What you should do
Pick out every line with the word "color" and copy it.

Items from a data source
──────
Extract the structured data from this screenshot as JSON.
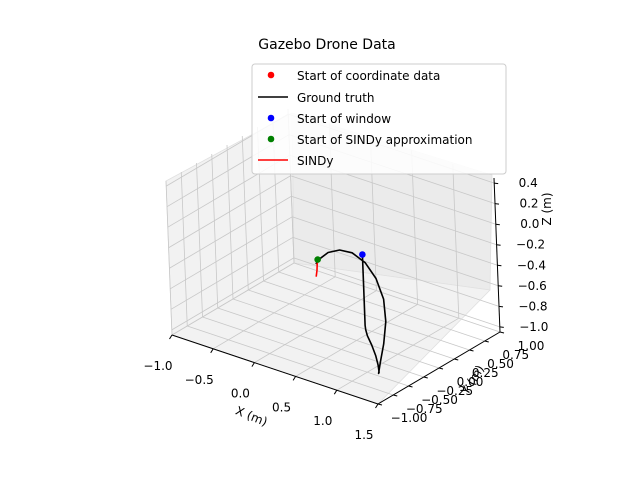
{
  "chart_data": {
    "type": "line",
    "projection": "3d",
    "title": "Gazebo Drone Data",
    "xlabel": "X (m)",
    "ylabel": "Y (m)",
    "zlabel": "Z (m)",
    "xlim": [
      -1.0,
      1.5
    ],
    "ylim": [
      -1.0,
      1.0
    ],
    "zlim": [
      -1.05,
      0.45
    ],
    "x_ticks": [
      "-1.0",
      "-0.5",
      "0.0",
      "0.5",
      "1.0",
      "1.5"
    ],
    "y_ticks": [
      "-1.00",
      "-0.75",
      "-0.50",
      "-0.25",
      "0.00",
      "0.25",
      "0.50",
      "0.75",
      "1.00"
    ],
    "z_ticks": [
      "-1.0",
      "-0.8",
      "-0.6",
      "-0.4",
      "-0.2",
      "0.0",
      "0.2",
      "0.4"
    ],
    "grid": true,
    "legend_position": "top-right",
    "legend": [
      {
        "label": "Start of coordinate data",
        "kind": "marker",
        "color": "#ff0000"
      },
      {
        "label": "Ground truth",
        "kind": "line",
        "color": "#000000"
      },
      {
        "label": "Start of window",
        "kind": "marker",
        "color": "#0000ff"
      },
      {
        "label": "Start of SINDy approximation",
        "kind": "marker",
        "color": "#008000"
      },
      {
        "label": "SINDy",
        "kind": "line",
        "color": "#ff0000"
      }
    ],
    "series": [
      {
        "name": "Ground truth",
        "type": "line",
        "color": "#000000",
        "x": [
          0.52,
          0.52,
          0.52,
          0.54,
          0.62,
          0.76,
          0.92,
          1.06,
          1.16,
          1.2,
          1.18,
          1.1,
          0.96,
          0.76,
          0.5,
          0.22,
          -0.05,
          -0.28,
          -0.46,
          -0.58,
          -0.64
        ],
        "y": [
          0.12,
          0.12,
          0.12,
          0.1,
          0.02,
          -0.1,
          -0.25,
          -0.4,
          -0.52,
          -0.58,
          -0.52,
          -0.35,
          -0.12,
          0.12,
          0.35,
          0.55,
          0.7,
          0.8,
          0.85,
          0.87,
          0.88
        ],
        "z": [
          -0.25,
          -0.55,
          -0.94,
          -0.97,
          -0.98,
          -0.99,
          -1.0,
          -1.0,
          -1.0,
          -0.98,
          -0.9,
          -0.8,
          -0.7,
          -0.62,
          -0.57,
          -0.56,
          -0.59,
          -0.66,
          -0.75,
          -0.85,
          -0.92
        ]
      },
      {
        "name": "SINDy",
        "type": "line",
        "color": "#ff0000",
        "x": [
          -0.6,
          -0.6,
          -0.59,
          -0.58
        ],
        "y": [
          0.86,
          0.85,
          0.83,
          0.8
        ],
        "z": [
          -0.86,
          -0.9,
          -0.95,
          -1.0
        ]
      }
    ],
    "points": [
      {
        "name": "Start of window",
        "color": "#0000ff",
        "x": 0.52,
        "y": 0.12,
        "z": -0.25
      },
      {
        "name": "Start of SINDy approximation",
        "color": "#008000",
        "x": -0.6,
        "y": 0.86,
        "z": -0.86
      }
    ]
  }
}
──────
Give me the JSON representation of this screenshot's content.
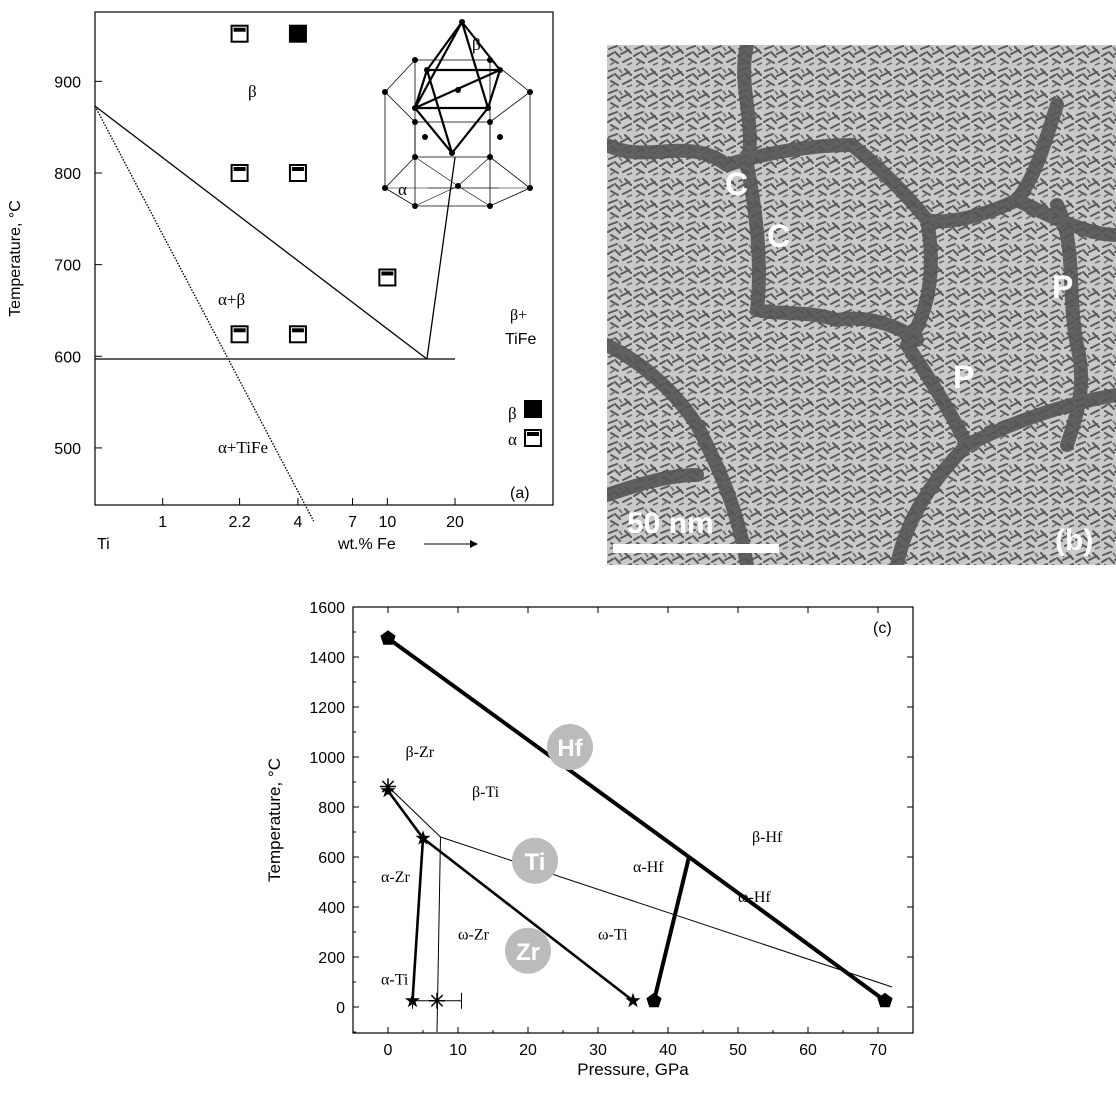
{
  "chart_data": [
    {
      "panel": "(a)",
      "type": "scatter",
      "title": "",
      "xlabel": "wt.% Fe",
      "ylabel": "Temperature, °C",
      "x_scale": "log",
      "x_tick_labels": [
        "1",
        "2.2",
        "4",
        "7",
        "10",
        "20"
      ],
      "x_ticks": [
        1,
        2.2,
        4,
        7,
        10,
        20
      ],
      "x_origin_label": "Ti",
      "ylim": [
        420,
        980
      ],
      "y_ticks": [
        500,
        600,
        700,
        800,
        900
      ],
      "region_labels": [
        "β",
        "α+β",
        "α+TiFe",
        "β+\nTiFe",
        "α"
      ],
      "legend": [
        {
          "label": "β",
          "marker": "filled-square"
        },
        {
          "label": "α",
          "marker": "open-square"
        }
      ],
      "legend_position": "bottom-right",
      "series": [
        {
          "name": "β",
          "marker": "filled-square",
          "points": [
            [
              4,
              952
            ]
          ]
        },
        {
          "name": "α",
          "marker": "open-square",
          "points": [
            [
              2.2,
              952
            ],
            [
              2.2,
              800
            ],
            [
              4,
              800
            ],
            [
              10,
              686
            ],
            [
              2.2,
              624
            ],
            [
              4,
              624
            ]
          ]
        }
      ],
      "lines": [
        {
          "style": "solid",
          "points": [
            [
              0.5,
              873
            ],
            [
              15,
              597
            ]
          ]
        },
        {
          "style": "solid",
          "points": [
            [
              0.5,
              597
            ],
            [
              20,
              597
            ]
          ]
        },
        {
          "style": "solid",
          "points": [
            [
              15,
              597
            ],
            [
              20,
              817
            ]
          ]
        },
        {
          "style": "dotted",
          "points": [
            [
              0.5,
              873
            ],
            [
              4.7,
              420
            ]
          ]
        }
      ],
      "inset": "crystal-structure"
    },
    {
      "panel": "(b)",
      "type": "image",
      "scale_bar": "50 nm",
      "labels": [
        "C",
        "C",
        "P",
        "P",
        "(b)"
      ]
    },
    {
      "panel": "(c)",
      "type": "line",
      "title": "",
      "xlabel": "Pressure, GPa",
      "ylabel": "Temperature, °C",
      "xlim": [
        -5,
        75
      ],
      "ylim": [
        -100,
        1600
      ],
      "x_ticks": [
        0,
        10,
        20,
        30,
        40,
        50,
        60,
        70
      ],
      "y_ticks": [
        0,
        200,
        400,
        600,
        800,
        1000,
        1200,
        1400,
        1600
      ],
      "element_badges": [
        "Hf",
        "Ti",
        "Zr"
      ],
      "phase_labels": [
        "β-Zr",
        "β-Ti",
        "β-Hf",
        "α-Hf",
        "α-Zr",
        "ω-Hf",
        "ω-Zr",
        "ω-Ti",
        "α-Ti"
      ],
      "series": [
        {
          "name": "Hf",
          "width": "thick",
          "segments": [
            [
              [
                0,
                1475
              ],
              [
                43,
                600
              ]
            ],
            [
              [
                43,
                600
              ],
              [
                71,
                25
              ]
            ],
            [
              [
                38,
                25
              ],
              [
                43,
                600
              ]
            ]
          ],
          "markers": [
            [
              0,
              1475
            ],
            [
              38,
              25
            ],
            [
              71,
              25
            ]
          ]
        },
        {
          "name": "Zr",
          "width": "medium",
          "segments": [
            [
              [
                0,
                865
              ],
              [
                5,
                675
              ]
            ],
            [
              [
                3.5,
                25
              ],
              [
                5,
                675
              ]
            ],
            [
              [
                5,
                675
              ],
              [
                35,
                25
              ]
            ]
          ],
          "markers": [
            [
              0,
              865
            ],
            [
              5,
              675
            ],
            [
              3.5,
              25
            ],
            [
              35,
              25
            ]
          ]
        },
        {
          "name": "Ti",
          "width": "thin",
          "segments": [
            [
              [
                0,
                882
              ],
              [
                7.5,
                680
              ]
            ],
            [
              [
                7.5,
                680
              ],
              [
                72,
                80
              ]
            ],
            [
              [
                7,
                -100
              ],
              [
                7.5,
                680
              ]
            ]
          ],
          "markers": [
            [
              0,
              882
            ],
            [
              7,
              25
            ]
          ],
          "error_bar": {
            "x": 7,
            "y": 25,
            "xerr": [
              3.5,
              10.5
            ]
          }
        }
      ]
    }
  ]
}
──────
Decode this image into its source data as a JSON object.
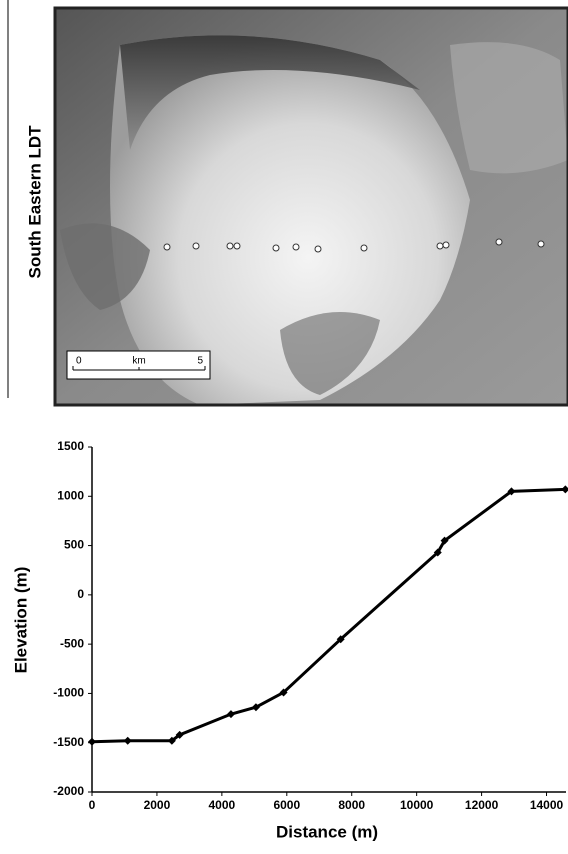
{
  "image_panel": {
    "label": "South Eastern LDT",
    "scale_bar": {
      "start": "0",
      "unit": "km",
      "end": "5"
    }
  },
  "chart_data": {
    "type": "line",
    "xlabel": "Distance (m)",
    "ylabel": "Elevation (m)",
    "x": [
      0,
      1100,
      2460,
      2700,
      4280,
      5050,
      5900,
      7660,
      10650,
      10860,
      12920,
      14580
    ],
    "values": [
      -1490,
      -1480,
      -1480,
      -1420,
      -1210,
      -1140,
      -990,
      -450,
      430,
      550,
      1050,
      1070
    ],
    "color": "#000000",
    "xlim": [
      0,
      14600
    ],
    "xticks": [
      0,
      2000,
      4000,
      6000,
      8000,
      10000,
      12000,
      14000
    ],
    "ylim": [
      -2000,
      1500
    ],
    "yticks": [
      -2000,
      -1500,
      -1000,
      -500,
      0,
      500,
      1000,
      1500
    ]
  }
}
──────
Solution to the exercise
        "color": "#ff0000"
        "color": "#000000"
        "color": "#0000ff"
        "color": "#008000"
        "color": "#ff0000"
        "color": "#000000",
        "color": "#ff0000",
        "color": "#0000ff",
        "color": "#008000",
    "color": "#000000",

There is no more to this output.